:: Records excerpted from a collection ::
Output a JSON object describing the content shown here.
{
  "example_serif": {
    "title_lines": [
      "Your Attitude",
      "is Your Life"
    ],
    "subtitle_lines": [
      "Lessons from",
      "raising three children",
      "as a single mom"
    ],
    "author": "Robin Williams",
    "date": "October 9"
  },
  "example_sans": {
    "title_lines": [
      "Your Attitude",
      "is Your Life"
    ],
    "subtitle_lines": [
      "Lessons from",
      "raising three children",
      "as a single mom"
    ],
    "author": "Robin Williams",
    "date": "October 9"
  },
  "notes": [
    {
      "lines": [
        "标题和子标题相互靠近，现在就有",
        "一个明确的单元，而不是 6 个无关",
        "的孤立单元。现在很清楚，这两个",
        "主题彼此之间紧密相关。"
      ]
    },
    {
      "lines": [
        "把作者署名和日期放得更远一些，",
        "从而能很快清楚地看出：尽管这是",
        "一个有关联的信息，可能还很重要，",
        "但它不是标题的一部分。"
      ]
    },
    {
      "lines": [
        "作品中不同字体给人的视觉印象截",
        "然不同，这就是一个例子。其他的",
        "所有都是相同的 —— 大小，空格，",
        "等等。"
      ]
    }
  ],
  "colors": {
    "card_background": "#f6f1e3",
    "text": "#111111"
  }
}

:: Short problem ::
Reproduce each line verbatim.

:: Output ::
Output a JSON object describing the content shown here.
{
  "example_serif": {
    "title_lines": [
      "Your Attitude",
      "is Your Life"
    ],
    "subtitle_lines": [
      "Lessons from",
      "raising three children",
      "as a single mom"
    ],
    "author": "Robin Williams",
    "date": "October 9"
  },
  "example_sans": {
    "title_lines": [
      "Your Attitude",
      "is Your Life"
    ],
    "subtitle_lines": [
      "Lessons from",
      "raising three children",
      "as a single mom"
    ],
    "author": "Robin Williams",
    "date": "October 9"
  },
  "notes": [
    {
      "lines": [
        "标题和子标题相互靠近，现在就有",
        "一个明确的单元，而不是 6 个无关",
        "的孤立单元。现在很清楚，这两个",
        "主题彼此之间紧密相关。"
      ]
    },
    {
      "lines": [
        "把作者署名和日期放得更远一些，",
        "从而能很快清楚地看出：尽管这是",
        "一个有关联的信息，可能还很重要，",
        "但它不是标题的一部分。"
      ]
    },
    {
      "lines": [
        "作品中不同字体给人的视觉印象截",
        "然不同，这就是一个例子。其他的",
        "所有都是相同的 —— 大小，空格，",
        "等等。"
      ]
    }
  ],
  "colors": {
    "card_background": "#f6f1e3",
    "text": "#111111"
  }
}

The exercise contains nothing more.